### What is being asked:
Which lines of the entries below hold the word "sehingga"? Report each of them.

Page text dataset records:

--*--

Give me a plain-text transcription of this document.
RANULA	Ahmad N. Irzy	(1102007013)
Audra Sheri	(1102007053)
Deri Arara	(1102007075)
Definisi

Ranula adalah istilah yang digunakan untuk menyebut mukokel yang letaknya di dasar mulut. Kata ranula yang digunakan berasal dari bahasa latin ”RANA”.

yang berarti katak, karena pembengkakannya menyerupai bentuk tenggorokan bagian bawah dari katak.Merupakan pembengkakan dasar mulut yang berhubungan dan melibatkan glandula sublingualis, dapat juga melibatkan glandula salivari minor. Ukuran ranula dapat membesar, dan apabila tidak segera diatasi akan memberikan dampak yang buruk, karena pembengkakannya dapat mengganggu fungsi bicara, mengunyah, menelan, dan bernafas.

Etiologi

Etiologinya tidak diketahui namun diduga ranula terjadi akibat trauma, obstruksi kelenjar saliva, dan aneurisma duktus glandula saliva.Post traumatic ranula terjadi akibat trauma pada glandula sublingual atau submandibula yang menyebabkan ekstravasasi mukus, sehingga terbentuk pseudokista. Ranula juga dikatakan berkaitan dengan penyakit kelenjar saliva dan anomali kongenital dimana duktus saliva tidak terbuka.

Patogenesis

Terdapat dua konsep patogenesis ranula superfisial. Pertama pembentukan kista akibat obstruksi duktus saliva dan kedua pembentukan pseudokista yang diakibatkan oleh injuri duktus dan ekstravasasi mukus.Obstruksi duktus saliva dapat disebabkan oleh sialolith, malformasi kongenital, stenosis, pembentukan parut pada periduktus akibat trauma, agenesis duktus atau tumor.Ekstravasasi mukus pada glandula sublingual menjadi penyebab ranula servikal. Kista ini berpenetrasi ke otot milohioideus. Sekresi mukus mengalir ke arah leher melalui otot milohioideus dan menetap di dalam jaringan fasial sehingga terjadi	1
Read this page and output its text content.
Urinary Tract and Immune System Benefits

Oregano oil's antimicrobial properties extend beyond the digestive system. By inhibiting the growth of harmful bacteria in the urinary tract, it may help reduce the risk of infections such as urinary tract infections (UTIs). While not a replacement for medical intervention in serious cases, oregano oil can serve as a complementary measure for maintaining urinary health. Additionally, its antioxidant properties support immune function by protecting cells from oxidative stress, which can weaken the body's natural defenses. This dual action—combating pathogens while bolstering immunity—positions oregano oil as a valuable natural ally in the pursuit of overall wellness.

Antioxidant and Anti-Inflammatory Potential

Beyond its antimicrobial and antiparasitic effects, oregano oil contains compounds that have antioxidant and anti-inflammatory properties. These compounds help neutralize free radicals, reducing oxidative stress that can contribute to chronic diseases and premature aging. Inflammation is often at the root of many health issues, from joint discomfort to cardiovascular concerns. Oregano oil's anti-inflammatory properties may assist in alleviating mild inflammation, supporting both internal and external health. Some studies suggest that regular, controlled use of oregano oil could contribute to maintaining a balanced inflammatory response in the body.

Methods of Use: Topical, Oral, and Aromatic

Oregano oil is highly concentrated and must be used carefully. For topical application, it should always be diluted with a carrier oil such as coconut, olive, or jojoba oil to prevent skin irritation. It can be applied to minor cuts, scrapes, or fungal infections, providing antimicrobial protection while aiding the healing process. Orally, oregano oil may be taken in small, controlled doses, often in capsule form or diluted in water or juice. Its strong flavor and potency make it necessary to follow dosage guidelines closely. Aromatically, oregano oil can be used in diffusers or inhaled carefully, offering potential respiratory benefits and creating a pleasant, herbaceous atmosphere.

--*--

### Written reply:
Etiologinya tidak diketahui namun diduga ranula terjadi akibat trauma, obstruksi kelenjar saliva, dan aneurisma duktus glandula saliva.Post traumatic ranula terjadi akibat trauma pada glandula sublingual atau submandibula yang menyebabkan ekstravasasi mukus, sehingga terbentuk pseudokista. Ranula juga dikatakan berkaitan dengan penyakit kelenjar saliva dan anomali kongenital dimana duktus saliva tidak terbuka.
Terdapat dua konsep patogenesis ranula superfisial. Pertama pembentukan kista akibat obstruksi duktus saliva dan kedua pembentukan pseudokista yang diakibatkan oleh injuri duktus dan ekstravasasi mukus.Obstruksi duktus saliva dapat disebabkan oleh sialolith, malformasi kongenital, stenosis, pembentukan parut pada periduktus akibat trauma, agenesis duktus atau tumor.Ekstravasasi mukus pada glandula sublingual menjadi penyebab ranula servikal. Kista ini berpenetrasi ke otot milohioideus. Sekresi mukus mengalir ke arah leher melalui otot milohioideus dan menetap di dalam jaringan fasial sehingga terjadi	1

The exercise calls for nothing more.